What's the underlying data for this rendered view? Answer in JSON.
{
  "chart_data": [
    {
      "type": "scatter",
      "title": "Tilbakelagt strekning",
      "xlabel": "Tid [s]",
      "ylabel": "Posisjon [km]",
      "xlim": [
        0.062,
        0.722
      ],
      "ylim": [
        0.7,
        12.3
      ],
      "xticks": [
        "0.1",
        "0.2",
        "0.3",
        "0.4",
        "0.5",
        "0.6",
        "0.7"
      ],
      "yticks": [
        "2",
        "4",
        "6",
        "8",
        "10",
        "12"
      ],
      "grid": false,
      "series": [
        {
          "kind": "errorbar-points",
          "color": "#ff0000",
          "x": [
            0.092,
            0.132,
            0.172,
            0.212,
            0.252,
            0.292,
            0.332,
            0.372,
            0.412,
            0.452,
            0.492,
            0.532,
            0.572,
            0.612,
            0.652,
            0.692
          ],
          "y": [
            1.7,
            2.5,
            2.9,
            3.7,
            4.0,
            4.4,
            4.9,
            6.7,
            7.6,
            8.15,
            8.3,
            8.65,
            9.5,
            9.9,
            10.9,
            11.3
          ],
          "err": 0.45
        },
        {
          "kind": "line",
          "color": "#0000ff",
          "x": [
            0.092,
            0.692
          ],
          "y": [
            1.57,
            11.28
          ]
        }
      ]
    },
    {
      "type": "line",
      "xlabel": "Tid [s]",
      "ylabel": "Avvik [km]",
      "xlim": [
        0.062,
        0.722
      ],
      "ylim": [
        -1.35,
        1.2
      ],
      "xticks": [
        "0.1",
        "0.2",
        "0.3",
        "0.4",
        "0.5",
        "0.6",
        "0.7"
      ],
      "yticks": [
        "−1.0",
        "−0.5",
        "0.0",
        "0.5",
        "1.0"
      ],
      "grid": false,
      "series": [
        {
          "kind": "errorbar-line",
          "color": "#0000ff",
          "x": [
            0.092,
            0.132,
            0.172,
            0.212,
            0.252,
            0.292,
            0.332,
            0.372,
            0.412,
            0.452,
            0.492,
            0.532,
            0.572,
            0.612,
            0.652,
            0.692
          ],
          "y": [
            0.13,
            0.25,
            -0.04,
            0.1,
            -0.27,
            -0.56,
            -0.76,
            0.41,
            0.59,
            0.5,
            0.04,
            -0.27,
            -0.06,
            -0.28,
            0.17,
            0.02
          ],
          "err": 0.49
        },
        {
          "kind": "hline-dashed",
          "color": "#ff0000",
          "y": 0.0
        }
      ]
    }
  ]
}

▸ **What to work on**:
Above are some records; extract every one of them exactly.

▸ **Output for this exercise**:
What's the underlying data for this rendered view? Answer in JSON.
{
  "chart_data": [
    {
      "type": "scatter",
      "title": "Tilbakelagt strekning",
      "xlabel": "Tid [s]",
      "ylabel": "Posisjon [km]",
      "xlim": [
        0.062,
        0.722
      ],
      "ylim": [
        0.7,
        12.3
      ],
      "xticks": [
        "0.1",
        "0.2",
        "0.3",
        "0.4",
        "0.5",
        "0.6",
        "0.7"
      ],
      "yticks": [
        "2",
        "4",
        "6",
        "8",
        "10",
        "12"
      ],
      "grid": false,
      "series": [
        {
          "kind": "errorbar-points",
          "color": "#ff0000",
          "x": [
            0.092,
            0.132,
            0.172,
            0.212,
            0.252,
            0.292,
            0.332,
            0.372,
            0.412,
            0.452,
            0.492,
            0.532,
            0.572,
            0.612,
            0.652,
            0.692
          ],
          "y": [
            1.7,
            2.5,
            2.9,
            3.7,
            4.0,
            4.4,
            4.9,
            6.7,
            7.6,
            8.15,
            8.3,
            8.65,
            9.5,
            9.9,
            10.9,
            11.3
          ],
          "err": 0.45
        },
        {
          "kind": "line",
          "color": "#0000ff",
          "x": [
            0.092,
            0.692
          ],
          "y": [
            1.57,
            11.28
          ]
        }
      ]
    },
    {
      "type": "line",
      "xlabel": "Tid [s]",
      "ylabel": "Avvik [km]",
      "xlim": [
        0.062,
        0.722
      ],
      "ylim": [
        -1.35,
        1.2
      ],
      "xticks": [
        "0.1",
        "0.2",
        "0.3",
        "0.4",
        "0.5",
        "0.6",
        "0.7"
      ],
      "yticks": [
        "−1.0",
        "−0.5",
        "0.0",
        "0.5",
        "1.0"
      ],
      "grid": false,
      "series": [
        {
          "kind": "errorbar-line",
          "color": "#0000ff",
          "x": [
            0.092,
            0.132,
            0.172,
            0.212,
            0.252,
            0.292,
            0.332,
            0.372,
            0.412,
            0.452,
            0.492,
            0.532,
            0.572,
            0.612,
            0.652,
            0.692
          ],
          "y": [
            0.13,
            0.25,
            -0.04,
            0.1,
            -0.27,
            -0.56,
            -0.76,
            0.41,
            0.59,
            0.5,
            0.04,
            -0.27,
            -0.06,
            -0.28,
            0.17,
            0.02
          ],
          "err": 0.49
        },
        {
          "kind": "hline-dashed",
          "color": "#ff0000",
          "y": 0.0
        }
      ]
    }
  ]
}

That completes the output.